Exclude the pictures and return every line exactly as written.

* BEGIN *

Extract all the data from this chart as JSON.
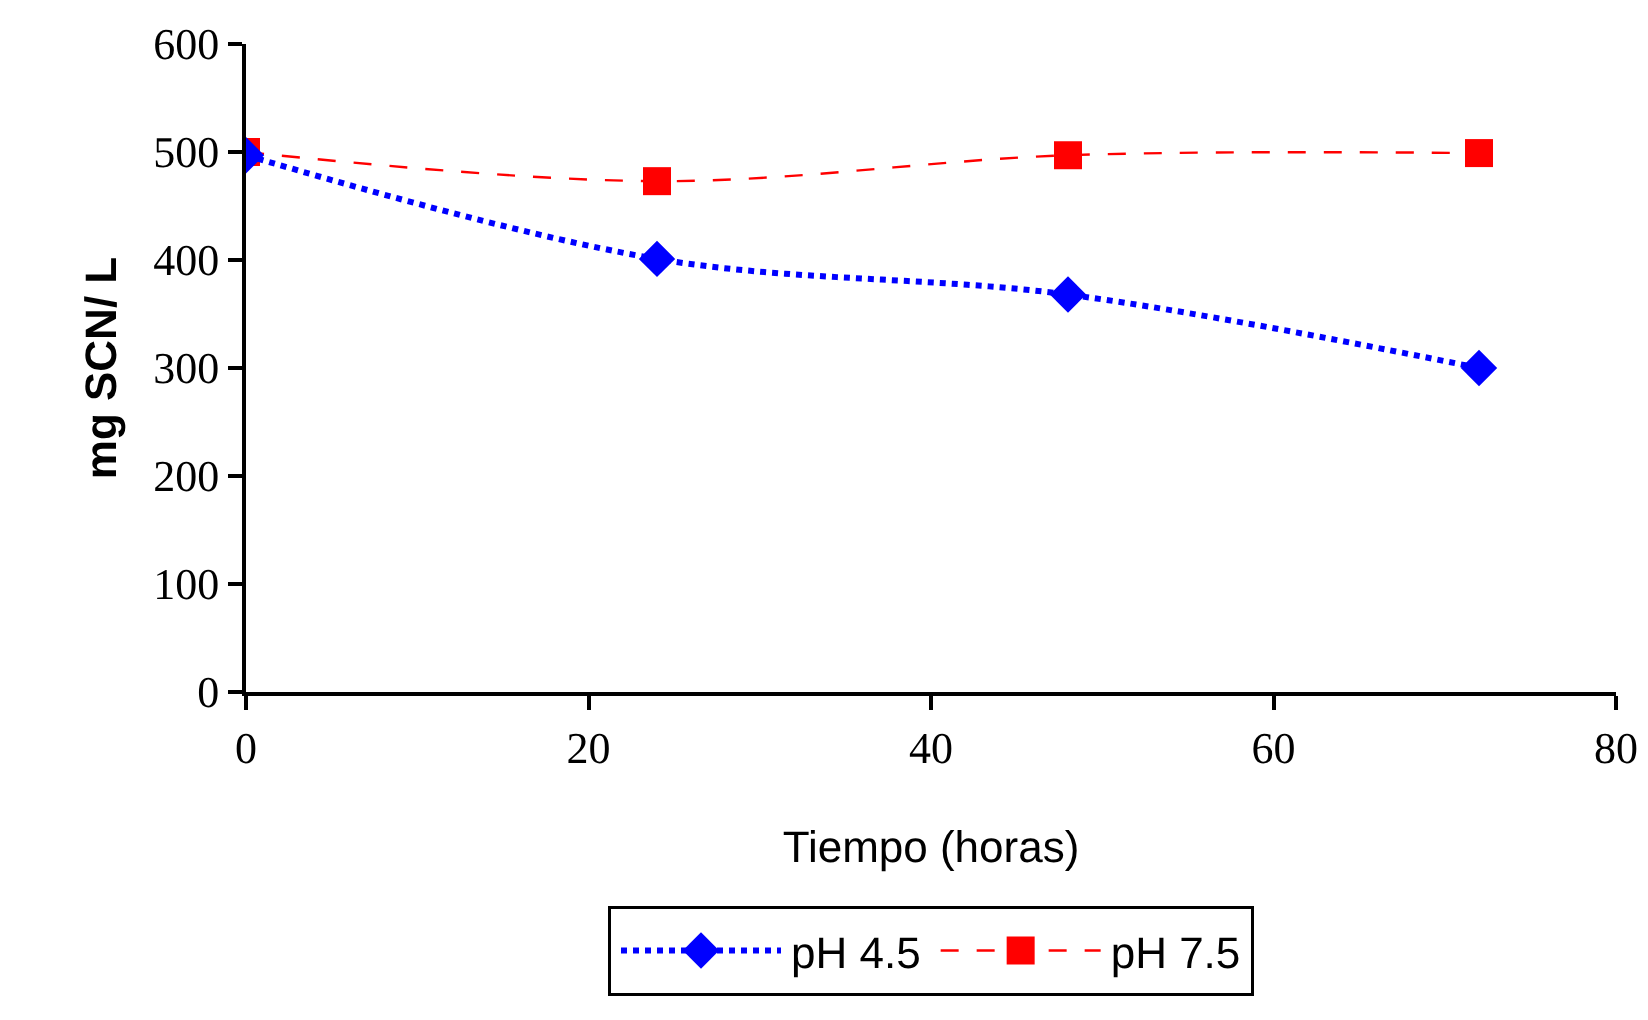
{
  "chart_data": {
    "type": "line",
    "xlabel": "Tiempo (horas)",
    "ylabel": "mg SCN/ L",
    "x": [
      0,
      24,
      48,
      72
    ],
    "series": [
      {
        "name": "pH 4.5",
        "color": "#0000ff",
        "values": [
          497,
          401,
          368,
          300
        ],
        "marker": "diamond",
        "line_style": "dotted"
      },
      {
        "name": "pH 7.5",
        "color": "#ff0000",
        "values": [
          500,
          473,
          497,
          499
        ],
        "marker": "square",
        "line_style": "dashed"
      }
    ],
    "xlim": [
      0,
      80
    ],
    "xticks": [
      0,
      20,
      40,
      60,
      80
    ],
    "ylim": [
      0,
      600
    ],
    "yticks": [
      0,
      100,
      200,
      300,
      400,
      500,
      600
    ],
    "grid": false,
    "legend": "bottom"
  }
}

* END *

*TASK RESULT:*
Extract all the data from this chart as JSON.
{
  "chart_data": {
    "type": "line",
    "xlabel": "Tiempo (horas)",
    "ylabel": "mg SCN/ L",
    "x": [
      0,
      24,
      48,
      72
    ],
    "series": [
      {
        "name": "pH 4.5",
        "color": "#0000ff",
        "values": [
          497,
          401,
          368,
          300
        ],
        "marker": "diamond",
        "line_style": "dotted"
      },
      {
        "name": "pH 7.5",
        "color": "#ff0000",
        "values": [
          500,
          473,
          497,
          499
        ],
        "marker": "square",
        "line_style": "dashed"
      }
    ],
    "xlim": [
      0,
      80
    ],
    "xticks": [
      0,
      20,
      40,
      60,
      80
    ],
    "ylim": [
      0,
      600
    ],
    "yticks": [
      0,
      100,
      200,
      300,
      400,
      500,
      600
    ],
    "grid": false,
    "legend": "bottom"
  }
}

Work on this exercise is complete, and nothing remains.